(Dataset records on visual material)
------------

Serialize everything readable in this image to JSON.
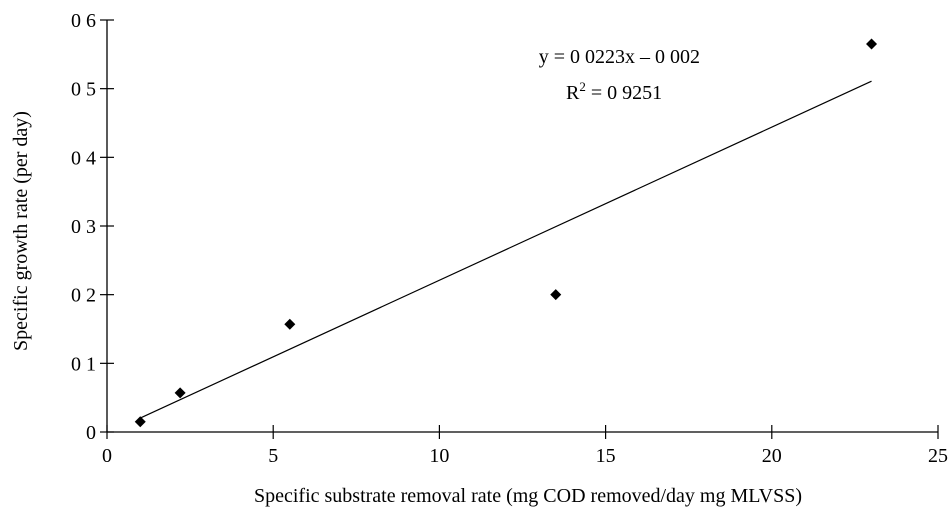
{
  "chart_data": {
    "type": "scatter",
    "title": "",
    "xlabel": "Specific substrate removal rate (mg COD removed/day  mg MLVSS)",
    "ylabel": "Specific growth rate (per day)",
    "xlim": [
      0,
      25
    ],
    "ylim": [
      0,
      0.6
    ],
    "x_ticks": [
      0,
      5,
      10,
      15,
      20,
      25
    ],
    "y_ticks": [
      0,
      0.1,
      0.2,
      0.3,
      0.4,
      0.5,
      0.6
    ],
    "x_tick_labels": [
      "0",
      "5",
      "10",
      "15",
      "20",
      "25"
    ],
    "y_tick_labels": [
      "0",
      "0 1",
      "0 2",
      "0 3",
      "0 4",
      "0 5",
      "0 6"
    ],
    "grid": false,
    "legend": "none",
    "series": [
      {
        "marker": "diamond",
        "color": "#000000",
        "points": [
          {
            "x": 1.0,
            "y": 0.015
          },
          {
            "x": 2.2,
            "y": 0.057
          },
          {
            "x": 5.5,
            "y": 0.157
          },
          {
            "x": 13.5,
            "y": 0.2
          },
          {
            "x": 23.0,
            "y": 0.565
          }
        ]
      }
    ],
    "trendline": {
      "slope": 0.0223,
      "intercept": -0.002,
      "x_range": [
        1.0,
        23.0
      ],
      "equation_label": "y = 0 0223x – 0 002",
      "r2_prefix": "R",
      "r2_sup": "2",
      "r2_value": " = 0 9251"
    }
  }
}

------------

Copy all lines from the entries that contain the word "rate".

    "xlabel": "Specific substrate removal rate (mg COD removed/day  mg MLVSS)",
    "ylabel": "Specific growth rate (per day)",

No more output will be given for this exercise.